* _STUDY TEXT_
/---

[QUOTE=Dorothea Book]
Can you please say which of the health plans being proposed by liberals aims to to give Congress power to mananage anyone’s health? The plan that Hillary Clinton was promoting proposed to subsidize the purchase of private healthcare for all those who could not afford it. It would mandate that all Americans were insured but through the insurer of their choice. Though it has fewer mandates the Obama plan, according to his website, “will create a National Health Insurance Exchange to help individuals who wish to purchase a private insurance plan. The Exchange will act as a watchdog group and help reform the private insurance market by creating rules and standards for participating insurance plans to ensure fairness and to make individual coverage more affordable and accessible.”
I’m not sure which part of either plan involves giving Congress the power to manage anyone’s very health. Perhaps you have some other “liberal” plan in mind?
And I’m still waiting for evidence of the supposed liberal investment in “central planning.”
[/QUOTE]
And how are those plans NOT management through Congress? Obama wants to set up PUBLIC health insurance. That means it will be run by government, and overseen by Congress.
His plan ‘guarantees coverage for all’, regardless of health. Looks like all the ill people will be flocking there. So it’s going to be expensive. But wait - he also guarantees low payments, and greatly enhanced coverage. So I guess government will be paying for it. He’s got new laws that will mandate standards set by government, demand reporting of health outcomes, force employers to pay into the public health system, yada yada yada. That document you linked to is frightening. Wait until they try to implement it - the number of regulations on business and health providers is going to explode.
And inevitably, there will be problems with whatever they decide. Unintended consequences. More plans will be offered. It may not be direct state ownership of health care, but it’s still management of the health care system. Just as sugar tariffs and corn subsidies and price supports manage the farming industry. All of these are attempts to subvert the market and force it down a different path, or to take control away from the market entirely.

\---

* _INFORMATION_
/---

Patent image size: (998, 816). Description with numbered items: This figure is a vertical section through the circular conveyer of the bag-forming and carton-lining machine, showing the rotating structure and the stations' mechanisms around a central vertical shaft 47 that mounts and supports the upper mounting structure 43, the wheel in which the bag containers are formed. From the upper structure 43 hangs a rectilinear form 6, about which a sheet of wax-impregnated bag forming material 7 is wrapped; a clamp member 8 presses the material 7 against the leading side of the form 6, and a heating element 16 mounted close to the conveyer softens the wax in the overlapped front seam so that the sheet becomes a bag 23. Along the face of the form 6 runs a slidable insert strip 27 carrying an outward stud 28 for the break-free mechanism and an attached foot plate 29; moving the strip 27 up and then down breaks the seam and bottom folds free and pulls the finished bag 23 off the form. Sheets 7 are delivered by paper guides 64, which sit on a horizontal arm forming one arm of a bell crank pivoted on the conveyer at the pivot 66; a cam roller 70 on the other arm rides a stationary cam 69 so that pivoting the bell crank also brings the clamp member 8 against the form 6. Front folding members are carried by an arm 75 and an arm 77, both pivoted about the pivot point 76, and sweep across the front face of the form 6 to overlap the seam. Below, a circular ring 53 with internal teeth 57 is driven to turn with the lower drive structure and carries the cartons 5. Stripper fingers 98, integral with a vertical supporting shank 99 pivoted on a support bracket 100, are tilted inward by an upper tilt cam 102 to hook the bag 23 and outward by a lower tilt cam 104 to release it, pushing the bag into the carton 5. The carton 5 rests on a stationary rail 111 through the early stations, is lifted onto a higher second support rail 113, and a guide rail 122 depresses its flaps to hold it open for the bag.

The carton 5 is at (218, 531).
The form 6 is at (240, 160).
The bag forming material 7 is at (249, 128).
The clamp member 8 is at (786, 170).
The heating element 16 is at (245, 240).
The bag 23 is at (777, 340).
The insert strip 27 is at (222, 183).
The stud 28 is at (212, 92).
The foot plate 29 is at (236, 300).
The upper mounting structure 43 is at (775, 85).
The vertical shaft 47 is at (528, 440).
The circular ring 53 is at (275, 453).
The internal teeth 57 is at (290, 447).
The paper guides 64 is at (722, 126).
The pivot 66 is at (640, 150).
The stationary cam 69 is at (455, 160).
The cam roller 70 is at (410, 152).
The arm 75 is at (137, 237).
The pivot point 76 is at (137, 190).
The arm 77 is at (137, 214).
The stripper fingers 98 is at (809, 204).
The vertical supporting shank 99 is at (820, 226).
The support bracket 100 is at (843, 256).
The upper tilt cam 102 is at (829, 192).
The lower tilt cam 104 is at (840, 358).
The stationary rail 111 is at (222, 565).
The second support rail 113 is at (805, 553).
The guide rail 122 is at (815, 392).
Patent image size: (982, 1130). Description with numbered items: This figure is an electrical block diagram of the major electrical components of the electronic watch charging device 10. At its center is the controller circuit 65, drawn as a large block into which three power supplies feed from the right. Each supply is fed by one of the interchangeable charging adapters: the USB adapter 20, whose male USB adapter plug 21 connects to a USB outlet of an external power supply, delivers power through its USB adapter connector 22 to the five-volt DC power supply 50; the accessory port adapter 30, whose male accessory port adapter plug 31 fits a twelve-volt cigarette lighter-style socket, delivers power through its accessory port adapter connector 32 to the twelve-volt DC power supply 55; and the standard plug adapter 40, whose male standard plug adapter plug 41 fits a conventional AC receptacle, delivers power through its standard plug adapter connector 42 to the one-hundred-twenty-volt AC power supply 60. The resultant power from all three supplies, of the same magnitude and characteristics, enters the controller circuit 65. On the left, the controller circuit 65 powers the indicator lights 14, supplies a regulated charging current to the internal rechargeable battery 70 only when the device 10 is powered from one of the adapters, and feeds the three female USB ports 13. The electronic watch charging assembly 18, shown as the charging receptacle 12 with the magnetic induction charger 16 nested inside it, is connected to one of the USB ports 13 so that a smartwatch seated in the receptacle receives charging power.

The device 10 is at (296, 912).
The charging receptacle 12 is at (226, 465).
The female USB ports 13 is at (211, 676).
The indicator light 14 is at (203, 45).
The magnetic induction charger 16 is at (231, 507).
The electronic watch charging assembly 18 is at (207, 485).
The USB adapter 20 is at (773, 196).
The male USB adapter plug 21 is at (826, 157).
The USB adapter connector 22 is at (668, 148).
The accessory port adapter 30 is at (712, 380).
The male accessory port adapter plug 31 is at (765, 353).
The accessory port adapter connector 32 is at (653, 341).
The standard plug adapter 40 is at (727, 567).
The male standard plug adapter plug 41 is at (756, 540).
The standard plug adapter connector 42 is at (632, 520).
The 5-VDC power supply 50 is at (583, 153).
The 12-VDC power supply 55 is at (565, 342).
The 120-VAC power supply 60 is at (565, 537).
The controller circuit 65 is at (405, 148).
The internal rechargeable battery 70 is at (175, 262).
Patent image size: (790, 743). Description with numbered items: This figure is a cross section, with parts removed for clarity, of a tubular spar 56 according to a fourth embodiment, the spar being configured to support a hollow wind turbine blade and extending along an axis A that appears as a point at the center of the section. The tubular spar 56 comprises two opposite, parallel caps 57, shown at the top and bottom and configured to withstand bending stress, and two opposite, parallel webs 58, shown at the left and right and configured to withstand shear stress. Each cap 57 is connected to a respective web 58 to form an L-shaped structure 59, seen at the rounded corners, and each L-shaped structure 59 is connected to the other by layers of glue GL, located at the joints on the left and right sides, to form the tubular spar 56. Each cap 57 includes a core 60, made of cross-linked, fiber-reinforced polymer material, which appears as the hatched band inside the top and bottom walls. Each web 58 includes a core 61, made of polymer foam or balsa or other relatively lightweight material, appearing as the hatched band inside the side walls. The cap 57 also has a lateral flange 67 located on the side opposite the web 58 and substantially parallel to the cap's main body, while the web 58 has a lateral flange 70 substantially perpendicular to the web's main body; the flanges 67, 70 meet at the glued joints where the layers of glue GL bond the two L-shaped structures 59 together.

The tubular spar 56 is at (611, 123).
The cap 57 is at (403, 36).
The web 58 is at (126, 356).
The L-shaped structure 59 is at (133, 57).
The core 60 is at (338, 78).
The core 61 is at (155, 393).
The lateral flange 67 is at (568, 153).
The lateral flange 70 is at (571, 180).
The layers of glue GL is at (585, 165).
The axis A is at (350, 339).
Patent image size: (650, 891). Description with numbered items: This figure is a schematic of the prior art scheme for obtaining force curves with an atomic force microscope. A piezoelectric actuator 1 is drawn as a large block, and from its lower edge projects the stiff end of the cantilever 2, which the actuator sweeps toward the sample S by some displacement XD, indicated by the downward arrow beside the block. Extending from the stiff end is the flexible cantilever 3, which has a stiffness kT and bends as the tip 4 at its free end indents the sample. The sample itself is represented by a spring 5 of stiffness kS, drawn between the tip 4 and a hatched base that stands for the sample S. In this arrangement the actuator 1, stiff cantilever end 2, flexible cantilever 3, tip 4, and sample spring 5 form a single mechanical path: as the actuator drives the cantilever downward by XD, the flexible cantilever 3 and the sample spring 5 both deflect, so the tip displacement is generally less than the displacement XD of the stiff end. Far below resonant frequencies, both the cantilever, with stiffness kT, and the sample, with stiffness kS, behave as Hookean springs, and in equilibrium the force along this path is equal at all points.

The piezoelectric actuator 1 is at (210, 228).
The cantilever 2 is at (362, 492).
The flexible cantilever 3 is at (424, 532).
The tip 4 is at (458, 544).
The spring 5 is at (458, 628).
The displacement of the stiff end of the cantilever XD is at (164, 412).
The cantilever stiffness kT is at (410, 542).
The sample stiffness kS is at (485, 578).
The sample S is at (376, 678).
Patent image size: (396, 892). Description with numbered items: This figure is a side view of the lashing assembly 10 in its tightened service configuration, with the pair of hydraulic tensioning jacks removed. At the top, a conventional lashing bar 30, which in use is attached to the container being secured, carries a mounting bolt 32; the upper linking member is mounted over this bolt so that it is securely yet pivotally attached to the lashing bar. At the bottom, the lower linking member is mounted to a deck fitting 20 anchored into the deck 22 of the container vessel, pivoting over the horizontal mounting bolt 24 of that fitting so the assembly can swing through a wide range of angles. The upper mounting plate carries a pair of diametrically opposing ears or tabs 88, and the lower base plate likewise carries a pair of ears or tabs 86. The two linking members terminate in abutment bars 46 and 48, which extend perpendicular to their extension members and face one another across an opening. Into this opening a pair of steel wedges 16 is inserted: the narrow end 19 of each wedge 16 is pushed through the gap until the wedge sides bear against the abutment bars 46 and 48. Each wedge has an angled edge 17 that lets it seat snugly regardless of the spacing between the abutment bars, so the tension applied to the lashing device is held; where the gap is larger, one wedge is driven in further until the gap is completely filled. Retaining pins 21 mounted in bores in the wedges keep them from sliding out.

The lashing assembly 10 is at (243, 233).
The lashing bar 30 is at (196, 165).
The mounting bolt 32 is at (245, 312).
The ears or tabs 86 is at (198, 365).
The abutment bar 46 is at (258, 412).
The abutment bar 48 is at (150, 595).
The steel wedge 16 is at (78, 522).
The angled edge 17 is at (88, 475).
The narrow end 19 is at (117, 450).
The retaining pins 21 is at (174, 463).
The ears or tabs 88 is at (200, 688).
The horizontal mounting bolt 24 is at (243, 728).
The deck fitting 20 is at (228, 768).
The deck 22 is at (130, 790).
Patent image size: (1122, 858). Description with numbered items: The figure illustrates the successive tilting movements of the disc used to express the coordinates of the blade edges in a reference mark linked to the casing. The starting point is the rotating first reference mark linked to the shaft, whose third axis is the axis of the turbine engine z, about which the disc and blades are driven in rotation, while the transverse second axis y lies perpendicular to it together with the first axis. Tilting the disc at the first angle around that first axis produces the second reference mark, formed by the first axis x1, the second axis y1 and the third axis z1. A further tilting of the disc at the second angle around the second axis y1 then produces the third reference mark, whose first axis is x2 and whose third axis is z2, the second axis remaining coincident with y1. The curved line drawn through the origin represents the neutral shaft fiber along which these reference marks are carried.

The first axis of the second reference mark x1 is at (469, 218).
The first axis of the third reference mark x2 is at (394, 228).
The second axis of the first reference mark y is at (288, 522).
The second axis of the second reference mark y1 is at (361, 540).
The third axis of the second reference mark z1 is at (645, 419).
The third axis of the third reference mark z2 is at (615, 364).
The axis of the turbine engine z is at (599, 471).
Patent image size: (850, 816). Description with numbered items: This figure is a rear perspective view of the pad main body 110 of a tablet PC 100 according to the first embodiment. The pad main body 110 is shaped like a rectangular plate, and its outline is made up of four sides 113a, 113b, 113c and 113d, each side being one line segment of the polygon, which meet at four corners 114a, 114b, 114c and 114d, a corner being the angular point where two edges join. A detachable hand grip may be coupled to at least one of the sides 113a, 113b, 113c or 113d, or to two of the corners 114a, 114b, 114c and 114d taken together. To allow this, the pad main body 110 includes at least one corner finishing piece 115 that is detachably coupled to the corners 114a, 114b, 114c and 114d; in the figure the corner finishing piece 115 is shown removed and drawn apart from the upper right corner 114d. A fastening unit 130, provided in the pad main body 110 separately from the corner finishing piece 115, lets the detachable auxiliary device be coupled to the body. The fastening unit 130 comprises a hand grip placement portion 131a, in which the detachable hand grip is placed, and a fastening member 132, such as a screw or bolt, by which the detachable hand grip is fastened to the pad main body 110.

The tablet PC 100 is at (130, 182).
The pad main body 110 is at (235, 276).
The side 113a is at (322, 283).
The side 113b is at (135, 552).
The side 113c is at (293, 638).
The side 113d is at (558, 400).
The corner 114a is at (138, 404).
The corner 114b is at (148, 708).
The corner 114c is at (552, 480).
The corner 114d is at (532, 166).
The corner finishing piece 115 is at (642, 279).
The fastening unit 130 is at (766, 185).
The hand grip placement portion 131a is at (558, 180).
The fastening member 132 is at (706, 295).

\---

* _TASKS TO CARRY OUT_
1. Duplicate the health care debate post, taking everything from "And I’m still" down to "overseen by Congress.".
2. Render this sentence from the health care debate post in Spanish: "That means it will be run by government, and overseen by Congress."
3. Extend the health care debate post with a few more sentences that follow on from its final one.

* _RESPONSES BY TASK_
1.
And I’m still waiting for evidence of the supposed liberal investment in “central planning.”
[/QUOTE]
And how are those plans NOT management through Congress? Obama wants to set up PUBLIC health insurance. That means it will be run by government, and overseen by Congress.

2. Eso significa que será administrado por el gobierno y supervisado por el Congreso.

3.
For the record, I do believe there’s an honest market failure in health care, and there’s a role for government to play in correcting it. Health care insurance is a ‘lemon market’ - the people with the worst health have the greatest incentive to seek insurance, and insurers have the greatest incentive to insure healthy people. And the insurers can’t determine the real risks they face with an individual because they don’t have perfect knowledge of the individual’s medical history. Therefore, they assume the person is not as healthy as the average person, and price accordingly. That pushes healthy people out of the insurance market.
That’s why insurance companies want to pool their clients, and why employee pools are so desirable - they’re a decent statistical cross-section of the public, so insurers can price their insurance more efficiently. But that causes problems with job mobility and forces people to accept the insurance their employers offer, whether or not it fits their personal needs. So the whole system is somewhat inefficient.
The thing is, being a libertarian who can recognize a market failure, I think that choices are maximized if the government acts to correct the market failure, but does no more than that.
However, I’m also a pragmatist, and I can see that the public is clamoring for some kind of health care support from government. As a pragmatic libertarian, I would support the proposal that involves the least amount of government intrusion that would satisfy the people, while preferring no intrusion at all. Barack Obama’s program isn’t it.